[Items listed in a dataset]
++++++++++++++++++++

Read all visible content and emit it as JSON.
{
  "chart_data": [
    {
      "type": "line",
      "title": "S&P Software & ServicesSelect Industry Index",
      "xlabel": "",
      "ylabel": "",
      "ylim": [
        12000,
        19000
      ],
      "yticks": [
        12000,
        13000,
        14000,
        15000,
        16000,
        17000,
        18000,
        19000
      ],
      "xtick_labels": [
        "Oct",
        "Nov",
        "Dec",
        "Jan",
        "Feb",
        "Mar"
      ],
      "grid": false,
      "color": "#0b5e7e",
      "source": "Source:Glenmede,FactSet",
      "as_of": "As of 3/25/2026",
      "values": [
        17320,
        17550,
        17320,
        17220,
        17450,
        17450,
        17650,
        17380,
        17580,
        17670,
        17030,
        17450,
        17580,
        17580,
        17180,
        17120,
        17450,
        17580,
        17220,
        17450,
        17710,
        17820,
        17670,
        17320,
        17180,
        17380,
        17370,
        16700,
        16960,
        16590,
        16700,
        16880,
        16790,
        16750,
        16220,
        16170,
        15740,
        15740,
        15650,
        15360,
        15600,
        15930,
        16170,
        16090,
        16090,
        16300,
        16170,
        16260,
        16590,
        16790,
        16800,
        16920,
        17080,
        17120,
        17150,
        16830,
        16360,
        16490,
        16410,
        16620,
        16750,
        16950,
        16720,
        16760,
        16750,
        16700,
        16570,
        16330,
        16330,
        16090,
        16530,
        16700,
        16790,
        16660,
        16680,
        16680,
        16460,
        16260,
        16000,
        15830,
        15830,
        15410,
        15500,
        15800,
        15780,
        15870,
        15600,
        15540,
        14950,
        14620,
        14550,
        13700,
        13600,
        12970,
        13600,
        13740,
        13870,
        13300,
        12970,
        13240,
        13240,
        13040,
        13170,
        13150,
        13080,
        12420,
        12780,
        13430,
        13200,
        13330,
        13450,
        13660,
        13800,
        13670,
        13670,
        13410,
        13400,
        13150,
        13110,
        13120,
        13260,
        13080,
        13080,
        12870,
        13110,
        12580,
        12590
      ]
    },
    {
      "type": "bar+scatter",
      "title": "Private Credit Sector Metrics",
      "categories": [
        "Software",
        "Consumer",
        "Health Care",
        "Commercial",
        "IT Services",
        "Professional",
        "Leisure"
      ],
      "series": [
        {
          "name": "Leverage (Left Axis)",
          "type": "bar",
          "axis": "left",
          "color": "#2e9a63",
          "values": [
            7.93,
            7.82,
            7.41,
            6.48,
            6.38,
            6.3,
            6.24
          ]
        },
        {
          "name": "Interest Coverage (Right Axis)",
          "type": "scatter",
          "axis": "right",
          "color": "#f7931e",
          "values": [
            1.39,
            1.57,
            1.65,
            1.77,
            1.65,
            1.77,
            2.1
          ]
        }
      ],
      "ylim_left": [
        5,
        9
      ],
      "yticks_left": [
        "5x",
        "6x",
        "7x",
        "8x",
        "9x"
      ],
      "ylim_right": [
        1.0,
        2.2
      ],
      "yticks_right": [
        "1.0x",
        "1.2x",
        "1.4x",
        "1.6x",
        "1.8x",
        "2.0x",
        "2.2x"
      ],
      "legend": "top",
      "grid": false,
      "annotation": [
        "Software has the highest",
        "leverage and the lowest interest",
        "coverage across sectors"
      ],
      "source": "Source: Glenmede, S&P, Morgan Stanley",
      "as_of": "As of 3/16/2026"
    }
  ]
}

++++++++++++++++++++

# Directive
List every line above containing the word "color".

# Task result
      "color": "#0b5e7e",
          "color": "#2e9a63",
          "color": "#f7931e",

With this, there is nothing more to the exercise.